*TASK DETAILS*:
Check each line of the records for "Curve"; collect those that have it.

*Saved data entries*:

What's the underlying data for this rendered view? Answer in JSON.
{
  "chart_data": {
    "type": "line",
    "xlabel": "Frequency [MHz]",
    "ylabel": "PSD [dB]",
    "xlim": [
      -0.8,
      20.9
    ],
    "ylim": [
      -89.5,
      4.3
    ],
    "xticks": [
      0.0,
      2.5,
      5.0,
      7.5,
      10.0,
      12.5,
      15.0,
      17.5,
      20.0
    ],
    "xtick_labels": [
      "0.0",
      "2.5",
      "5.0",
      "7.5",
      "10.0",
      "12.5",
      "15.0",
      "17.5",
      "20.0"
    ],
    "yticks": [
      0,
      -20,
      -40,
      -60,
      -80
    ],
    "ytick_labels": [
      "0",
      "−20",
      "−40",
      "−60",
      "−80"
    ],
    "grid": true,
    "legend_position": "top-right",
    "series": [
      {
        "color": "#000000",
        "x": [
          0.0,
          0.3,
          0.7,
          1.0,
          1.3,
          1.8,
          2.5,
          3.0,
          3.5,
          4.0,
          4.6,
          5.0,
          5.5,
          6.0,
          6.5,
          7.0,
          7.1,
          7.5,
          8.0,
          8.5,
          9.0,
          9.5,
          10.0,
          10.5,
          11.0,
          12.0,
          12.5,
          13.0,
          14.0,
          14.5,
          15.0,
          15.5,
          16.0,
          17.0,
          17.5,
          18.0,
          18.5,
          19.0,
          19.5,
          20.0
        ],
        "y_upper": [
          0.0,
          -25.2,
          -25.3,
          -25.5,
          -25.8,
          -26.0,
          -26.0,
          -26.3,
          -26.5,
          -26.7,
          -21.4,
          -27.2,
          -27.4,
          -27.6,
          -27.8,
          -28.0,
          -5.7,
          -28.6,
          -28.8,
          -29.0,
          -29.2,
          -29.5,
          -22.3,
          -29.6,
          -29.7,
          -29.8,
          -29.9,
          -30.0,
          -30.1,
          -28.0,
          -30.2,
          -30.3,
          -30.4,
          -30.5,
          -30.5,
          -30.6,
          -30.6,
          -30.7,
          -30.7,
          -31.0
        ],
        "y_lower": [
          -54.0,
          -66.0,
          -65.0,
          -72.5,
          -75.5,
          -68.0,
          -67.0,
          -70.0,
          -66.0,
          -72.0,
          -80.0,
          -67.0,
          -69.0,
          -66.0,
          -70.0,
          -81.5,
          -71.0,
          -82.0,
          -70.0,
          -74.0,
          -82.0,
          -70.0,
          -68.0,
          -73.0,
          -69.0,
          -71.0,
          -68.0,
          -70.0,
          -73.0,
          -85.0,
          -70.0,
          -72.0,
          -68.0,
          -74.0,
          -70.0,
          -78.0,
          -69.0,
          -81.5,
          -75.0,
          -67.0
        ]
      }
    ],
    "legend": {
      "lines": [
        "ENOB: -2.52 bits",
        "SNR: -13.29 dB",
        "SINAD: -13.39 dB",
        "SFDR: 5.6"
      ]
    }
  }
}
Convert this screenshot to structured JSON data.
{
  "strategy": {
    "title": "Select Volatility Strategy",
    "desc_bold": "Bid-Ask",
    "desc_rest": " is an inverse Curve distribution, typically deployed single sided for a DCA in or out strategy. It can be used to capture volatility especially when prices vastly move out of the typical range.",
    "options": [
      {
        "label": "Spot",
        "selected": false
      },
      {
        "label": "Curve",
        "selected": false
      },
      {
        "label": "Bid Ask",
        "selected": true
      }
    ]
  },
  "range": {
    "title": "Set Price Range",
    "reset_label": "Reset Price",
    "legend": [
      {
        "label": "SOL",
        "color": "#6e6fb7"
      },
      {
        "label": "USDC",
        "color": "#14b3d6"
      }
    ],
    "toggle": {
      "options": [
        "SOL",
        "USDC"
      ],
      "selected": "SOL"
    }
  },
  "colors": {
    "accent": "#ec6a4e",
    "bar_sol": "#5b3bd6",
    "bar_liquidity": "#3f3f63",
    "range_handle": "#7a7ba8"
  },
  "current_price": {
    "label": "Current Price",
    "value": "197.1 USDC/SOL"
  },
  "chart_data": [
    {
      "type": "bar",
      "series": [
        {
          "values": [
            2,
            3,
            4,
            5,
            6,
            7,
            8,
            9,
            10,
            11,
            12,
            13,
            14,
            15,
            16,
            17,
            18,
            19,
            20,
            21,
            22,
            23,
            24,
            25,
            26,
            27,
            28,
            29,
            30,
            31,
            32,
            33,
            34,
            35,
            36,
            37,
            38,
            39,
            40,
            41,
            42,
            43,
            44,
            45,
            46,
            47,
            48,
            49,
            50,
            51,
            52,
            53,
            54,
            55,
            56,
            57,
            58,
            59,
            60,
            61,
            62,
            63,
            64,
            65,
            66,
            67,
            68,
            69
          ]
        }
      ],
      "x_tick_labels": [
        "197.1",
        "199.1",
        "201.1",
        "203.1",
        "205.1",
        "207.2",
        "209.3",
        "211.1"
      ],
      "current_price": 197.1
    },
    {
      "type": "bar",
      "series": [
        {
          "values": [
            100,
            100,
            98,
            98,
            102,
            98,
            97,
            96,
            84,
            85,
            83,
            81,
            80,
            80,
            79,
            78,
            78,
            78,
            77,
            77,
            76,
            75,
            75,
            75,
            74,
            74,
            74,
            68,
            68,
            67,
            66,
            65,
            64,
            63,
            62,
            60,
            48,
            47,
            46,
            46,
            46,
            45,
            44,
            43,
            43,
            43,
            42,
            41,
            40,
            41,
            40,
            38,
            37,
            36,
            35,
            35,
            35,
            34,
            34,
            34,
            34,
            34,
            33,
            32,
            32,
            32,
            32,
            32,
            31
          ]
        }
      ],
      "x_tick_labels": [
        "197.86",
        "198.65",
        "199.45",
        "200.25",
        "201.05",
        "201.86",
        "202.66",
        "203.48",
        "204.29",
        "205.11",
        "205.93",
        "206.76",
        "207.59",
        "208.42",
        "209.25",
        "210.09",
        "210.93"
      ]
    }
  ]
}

*EXPECTED ANSWER*:
    "desc_rest": " is an inverse Curve distribution, typically deployed single sided for a DCA in or out strategy. It can be used to capture volatility especially when prices vastly move out of the typical range.",
        "label": "Curve",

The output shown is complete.